### GIVEN EXERCISE
Each entry needs to be restated exactly as written.

### INPUT
---+---

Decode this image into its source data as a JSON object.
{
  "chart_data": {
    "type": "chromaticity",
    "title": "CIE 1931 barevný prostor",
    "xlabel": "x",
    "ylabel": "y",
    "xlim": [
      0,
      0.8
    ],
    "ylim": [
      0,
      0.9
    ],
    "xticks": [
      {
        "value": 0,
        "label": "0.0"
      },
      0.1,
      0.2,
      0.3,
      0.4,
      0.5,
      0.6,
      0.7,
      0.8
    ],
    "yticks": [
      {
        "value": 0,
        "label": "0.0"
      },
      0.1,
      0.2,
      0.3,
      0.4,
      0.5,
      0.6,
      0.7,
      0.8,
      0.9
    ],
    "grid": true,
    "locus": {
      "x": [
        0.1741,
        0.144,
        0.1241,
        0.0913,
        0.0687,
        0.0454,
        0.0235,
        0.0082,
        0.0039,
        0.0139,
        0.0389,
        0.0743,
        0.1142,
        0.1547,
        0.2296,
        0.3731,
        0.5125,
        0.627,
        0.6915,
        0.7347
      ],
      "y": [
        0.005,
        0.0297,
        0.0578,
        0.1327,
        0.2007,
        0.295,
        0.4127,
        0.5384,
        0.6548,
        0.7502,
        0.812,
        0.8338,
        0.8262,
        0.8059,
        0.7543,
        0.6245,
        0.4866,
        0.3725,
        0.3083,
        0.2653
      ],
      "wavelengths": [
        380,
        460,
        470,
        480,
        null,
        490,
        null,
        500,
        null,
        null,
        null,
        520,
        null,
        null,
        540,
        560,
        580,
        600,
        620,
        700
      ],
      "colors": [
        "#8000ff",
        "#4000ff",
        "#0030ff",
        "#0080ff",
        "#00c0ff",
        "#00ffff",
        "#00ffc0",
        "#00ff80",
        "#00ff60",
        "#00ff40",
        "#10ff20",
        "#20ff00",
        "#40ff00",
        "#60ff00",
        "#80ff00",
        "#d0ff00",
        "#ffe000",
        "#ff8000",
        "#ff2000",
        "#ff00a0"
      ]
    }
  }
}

---+---

### SOLUTION
Decode this image into its source data as a JSON object.
{
  "chart_data": {
    "type": "chromaticity",
    "title": "CIE 1931 barevný prostor",
    "xlabel": "x",
    "ylabel": "y",
    "xlim": [
      0,
      0.8
    ],
    "ylim": [
      0,
      0.9
    ],
    "xticks": [
      {
        "value": 0,
        "label": "0.0"
      },
      0.1,
      0.2,
      0.3,
      0.4,
      0.5,
      0.6,
      0.7,
      0.8
    ],
    "yticks": [
      {
        "value": 0,
        "label": "0.0"
      },
      0.1,
      0.2,
      0.3,
      0.4,
      0.5,
      0.6,
      0.7,
      0.8,
      0.9
    ],
    "grid": true,
    "locus": {
      "x": [
        0.1741,
        0.144,
        0.1241,
        0.0913,
        0.0687,
        0.0454,
        0.0235,
        0.0082,
        0.0039,
        0.0139,
        0.0389,
        0.0743,
        0.1142,
        0.1547,
        0.2296,
        0.3731,
        0.5125,
        0.627,
        0.6915,
        0.7347
      ],
      "y": [
        0.005,
        0.0297,
        0.0578,
        0.1327,
        0.2007,
        0.295,
        0.4127,
        0.5384,
        0.6548,
        0.7502,
        0.812,
        0.8338,
        0.8262,
        0.8059,
        0.7543,
        0.6245,
        0.4866,
        0.3725,
        0.3083,
        0.2653
      ],
      "wavelengths": [
        380,
        460,
        470,
        480,
        null,
        490,
        null,
        500,
        null,
        null,
        null,
        520,
        null,
        null,
        540,
        560,
        580,
        600,
        620,
        700
      ],
      "colors": [
        "#8000ff",
        "#4000ff",
        "#0030ff",
        "#0080ff",
        "#00c0ff",
        "#00ffff",
        "#00ffc0",
        "#00ff80",
        "#00ff60",
        "#00ff40",
        "#10ff20",
        "#20ff00",
        "#40ff00",
        "#60ff00",
        "#80ff00",
        "#d0ff00",
        "#ffe000",
        "#ff8000",
        "#ff2000",
        "#ff00a0"
      ]
    }
  }
}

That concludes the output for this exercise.